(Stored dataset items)
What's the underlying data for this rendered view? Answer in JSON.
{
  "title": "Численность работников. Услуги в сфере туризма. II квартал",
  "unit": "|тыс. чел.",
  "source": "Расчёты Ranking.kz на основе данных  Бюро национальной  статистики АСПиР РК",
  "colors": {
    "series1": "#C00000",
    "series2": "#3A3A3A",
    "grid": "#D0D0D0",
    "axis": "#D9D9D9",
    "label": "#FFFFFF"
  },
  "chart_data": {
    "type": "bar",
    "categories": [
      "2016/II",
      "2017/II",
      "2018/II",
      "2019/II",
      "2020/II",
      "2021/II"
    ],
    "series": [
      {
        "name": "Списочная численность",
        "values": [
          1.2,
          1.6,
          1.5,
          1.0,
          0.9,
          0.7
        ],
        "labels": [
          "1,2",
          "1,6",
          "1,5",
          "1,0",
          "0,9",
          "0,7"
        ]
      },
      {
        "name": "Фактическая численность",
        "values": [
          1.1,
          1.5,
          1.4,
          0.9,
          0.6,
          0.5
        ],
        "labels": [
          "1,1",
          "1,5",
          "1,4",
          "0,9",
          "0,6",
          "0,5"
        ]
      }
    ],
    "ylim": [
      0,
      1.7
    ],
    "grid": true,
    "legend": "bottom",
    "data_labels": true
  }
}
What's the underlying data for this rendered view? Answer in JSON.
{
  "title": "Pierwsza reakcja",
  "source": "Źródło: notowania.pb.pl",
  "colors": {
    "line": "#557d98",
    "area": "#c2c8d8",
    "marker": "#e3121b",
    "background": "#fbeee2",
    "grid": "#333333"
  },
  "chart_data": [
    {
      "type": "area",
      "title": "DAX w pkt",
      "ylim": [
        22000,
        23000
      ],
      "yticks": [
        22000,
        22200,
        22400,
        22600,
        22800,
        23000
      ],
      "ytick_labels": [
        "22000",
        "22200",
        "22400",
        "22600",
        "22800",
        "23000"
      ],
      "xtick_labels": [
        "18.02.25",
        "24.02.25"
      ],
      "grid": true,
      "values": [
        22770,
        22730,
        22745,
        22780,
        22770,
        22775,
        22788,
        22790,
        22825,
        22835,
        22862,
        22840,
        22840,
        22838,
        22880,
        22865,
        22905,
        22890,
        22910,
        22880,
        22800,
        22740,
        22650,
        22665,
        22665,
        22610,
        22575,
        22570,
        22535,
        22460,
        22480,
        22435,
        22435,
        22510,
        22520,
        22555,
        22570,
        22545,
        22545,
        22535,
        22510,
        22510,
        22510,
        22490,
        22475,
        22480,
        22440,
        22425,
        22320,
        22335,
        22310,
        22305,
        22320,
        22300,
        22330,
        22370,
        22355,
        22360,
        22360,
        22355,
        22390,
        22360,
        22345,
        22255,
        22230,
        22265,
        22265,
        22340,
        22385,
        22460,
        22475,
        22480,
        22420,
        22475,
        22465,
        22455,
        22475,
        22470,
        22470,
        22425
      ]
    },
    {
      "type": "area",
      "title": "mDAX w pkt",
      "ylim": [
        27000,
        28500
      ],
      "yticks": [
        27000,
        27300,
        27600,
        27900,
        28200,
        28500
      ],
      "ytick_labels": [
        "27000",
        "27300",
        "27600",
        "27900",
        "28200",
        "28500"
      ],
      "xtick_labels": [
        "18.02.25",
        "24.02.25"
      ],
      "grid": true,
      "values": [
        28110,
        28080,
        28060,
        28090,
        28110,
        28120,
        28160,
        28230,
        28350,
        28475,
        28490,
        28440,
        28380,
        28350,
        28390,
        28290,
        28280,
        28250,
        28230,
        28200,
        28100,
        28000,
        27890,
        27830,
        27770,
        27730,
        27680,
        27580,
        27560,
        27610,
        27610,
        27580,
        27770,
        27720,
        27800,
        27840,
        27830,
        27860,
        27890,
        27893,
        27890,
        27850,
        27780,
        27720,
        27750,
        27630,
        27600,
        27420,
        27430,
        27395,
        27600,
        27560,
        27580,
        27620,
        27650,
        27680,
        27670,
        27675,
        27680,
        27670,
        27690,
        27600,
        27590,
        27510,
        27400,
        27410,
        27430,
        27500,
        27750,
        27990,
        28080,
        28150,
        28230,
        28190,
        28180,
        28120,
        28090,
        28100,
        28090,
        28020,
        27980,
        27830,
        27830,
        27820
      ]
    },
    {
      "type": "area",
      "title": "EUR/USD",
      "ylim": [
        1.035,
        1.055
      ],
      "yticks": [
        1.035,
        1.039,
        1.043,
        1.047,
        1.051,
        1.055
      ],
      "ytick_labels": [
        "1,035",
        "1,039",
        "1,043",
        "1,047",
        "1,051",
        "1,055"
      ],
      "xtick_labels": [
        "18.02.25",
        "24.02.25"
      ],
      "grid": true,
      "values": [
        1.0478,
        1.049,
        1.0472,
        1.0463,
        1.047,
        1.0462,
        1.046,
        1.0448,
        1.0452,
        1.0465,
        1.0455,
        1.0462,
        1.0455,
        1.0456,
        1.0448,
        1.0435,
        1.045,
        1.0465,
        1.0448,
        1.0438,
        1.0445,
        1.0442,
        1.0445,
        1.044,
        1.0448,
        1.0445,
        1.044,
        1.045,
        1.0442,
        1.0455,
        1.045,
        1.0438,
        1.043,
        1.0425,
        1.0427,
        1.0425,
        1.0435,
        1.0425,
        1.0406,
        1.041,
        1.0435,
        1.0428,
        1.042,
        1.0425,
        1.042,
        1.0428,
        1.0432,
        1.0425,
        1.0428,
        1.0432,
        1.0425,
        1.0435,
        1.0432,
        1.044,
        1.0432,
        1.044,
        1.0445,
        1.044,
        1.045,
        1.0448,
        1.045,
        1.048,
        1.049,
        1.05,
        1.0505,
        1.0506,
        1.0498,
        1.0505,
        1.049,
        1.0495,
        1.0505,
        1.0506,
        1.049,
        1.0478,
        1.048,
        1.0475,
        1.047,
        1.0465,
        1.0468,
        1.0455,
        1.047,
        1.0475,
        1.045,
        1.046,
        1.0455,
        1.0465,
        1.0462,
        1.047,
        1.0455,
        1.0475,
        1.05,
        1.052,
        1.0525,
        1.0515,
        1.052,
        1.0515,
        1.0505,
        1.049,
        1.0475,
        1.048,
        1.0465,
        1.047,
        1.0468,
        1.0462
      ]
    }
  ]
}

DIRECTION: Please copy out each record, character for character.

TASK ANSWER:
What's the underlying data for this rendered view? Answer in JSON.
{
  "title": "Численность работников. Услуги в сфере туризма. II квартал",
  "unit": "|тыс. чел.",
  "source": "Расчёты Ranking.kz на основе данных  Бюро национальной  статистики АСПиР РК",
  "colors": {
    "series1": "#C00000",
    "series2": "#3A3A3A",
    "grid": "#D0D0D0",
    "axis": "#D9D9D9",
    "label": "#FFFFFF"
  },
  "chart_data": {
    "type": "bar",
    "categories": [
      "2016/II",
      "2017/II",
      "2018/II",
      "2019/II",
      "2020/II",
      "2021/II"
    ],
    "series": [
      {
        "name": "Списочная численность",
        "values": [
          1.2,
          1.6,
          1.5,
          1.0,
          0.9,
          0.7
        ],
        "labels": [
          "1,2",
          "1,6",
          "1,5",
          "1,0",
          "0,9",
          "0,7"
        ]
      },
      {
        "name": "Фактическая численность",
        "values": [
          1.1,
          1.5,
          1.4,
          0.9,
          0.6,
          0.5
        ],
        "labels": [
          "1,1",
          "1,5",
          "1,4",
          "0,9",
          "0,6",
          "0,5"
        ]
      }
    ],
    "ylim": [
      0,
      1.7
    ],
    "grid": true,
    "legend": "bottom",
    "data_labels": true
  }
}
What's the underlying data for this rendered view? Answer in JSON.
{
  "title": "Pierwsza reakcja",
  "source": "Źródło: notowania.pb.pl",
  "colors": {
    "line": "#557d98",
    "area": "#c2c8d8",
    "marker": "#e3121b",
    "background": "#fbeee2",
    "grid": "#333333"
  },
  "chart_data": [
    {
      "type": "area",
      "title": "DAX w pkt",
      "ylim": [
        22000,
        23000
      ],
      "yticks": [
        22000,
        22200,
        22400,
        22600,
        22800,
        23000
      ],
      "ytick_labels": [
        "22000",
        "22200",
        "22400",
        "22600",
        "22800",
        "23000"
      ],
      "xtick_labels": [
        "18.02.25",
        "24.02.25"
      ],
      "grid": true,
      "values": [
        22770,
        22730,
        22745,
        22780,
        22770,
        22775,
        22788,
        22790,
        22825,
        22835,
        22862,
        22840,
        22840,
        22838,
        22880,
        22865,
        22905,
        22890,
        22910,
        22880,
        22800,
        22740,
        22650,
        22665,
        22665,
        22610,
        22575,
        22570,
        22535,
        22460,
        22480,
        22435,
        22435,
        22510,
        22520,
        22555,
        22570,
        22545,
        22545,
        22535,
        22510,
        22510,
        22510,
        22490,
        22475,
        22480,
        22440,
        22425,
        22320,
        22335,
        22310,
        22305,
        22320,
        22300,
        22330,
        22370,
        22355,
        22360,
        22360,
        22355,
        22390,
        22360,
        22345,
        22255,
        22230,
        22265,
        22265,
        22340,
        22385,
        22460,
        22475,
        22480,
        22420,
        22475,
        22465,
        22455,
        22475,
        22470,
        22470,
        22425
      ]
    },
    {
      "type": "area",
      "title": "mDAX w pkt",
      "ylim": [
        27000,
        28500
      ],
      "yticks": [
        27000,
        27300,
        27600,
        27900,
        28200,
        28500
      ],
      "ytick_labels": [
        "27000",
        "27300",
        "27600",
        "27900",
        "28200",
        "28500"
      ],
      "xtick_labels": [
        "18.02.25",
        "24.02.25"
      ],
      "grid": true,
      "values": [
        28110,
        28080,
        28060,
        28090,
        28110,
        28120,
        28160,
        28230,
        28350,
        28475,
        28490,
        28440,
        28380,
        28350,
        28390,
        28290,
        28280,
        28250,
        28230,
        28200,
        28100,
        28000,
        27890,
        27830,
        27770,
        27730,
        27680,
        27580,
        27560,
        27610,
        27610,
        27580,
        27770,
        27720,
        27800,
        27840,
        27830,
        27860,
        27890,
        27893,
        27890,
        27850,
        27780,
        27720,
        27750,
        27630,
        27600,
        27420,
        27430,
        27395,
        27600,
        27560,
        27580,
        27620,
        27650,
        27680,
        27670,
        27675,
        27680,
        27670,
        27690,
        27600,
        27590,
        27510,
        27400,
        27410,
        27430,
        27500,
        27750,
        27990,
        28080,
        28150,
        28230,
        28190,
        28180,
        28120,
        28090,
        28100,
        28090,
        28020,
        27980,
        27830,
        27830,
        27820
      ]
    },
    {
      "type": "area",
      "title": "EUR/USD",
      "ylim": [
        1.035,
        1.055
      ],
      "yticks": [
        1.035,
        1.039,
        1.043,
        1.047,
        1.051,
        1.055
      ],
      "ytick_labels": [
        "1,035",
        "1,039",
        "1,043",
        "1,047",
        "1,051",
        "1,055"
      ],
      "xtick_labels": [
        "18.02.25",
        "24.02.25"
      ],
      "grid": true,
      "values": [
        1.0478,
        1.049,
        1.0472,
        1.0463,
        1.047,
        1.0462,
        1.046,
        1.0448,
        1.0452,
        1.0465,
        1.0455,
        1.0462,
        1.0455,
        1.0456,
        1.0448,
        1.0435,
        1.045,
        1.0465,
        1.0448,
        1.0438,
        1.0445,
        1.0442,
        1.0445,
        1.044,
        1.0448,
        1.0445,
        1.044,
        1.045,
        1.0442,
        1.0455,
        1.045,
        1.0438,
        1.043,
        1.0425,
        1.0427,
        1.0425,
        1.0435,
        1.0425,
        1.0406,
        1.041,
        1.0435,
        1.0428,
        1.042,
        1.0425,
        1.042,
        1.0428,
        1.0432,
        1.0425,
        1.0428,
        1.0432,
        1.0425,
        1.0435,
        1.0432,
        1.044,
        1.0432,
        1.044,
        1.0445,
        1.044,
        1.045,
        1.0448,
        1.045,
        1.048,
        1.049,
        1.05,
        1.0505,
        1.0506,
        1.0498,
        1.0505,
        1.049,
        1.0495,
        1.0505,
        1.0506,
        1.049,
        1.0478,
        1.048,
        1.0475,
        1.047,
        1.0465,
        1.0468,
        1.0455,
        1.047,
        1.0475,
        1.045,
        1.046,
        1.0455,
        1.0465,
        1.0462,
        1.047,
        1.0455,
        1.0475,
        1.05,
        1.052,
        1.0525,
        1.0515,
        1.052,
        1.0515,
        1.0505,
        1.049,
        1.0475,
        1.048,
        1.0465,
        1.047,
        1.0468,
        1.0462
      ]
    }
  ]
}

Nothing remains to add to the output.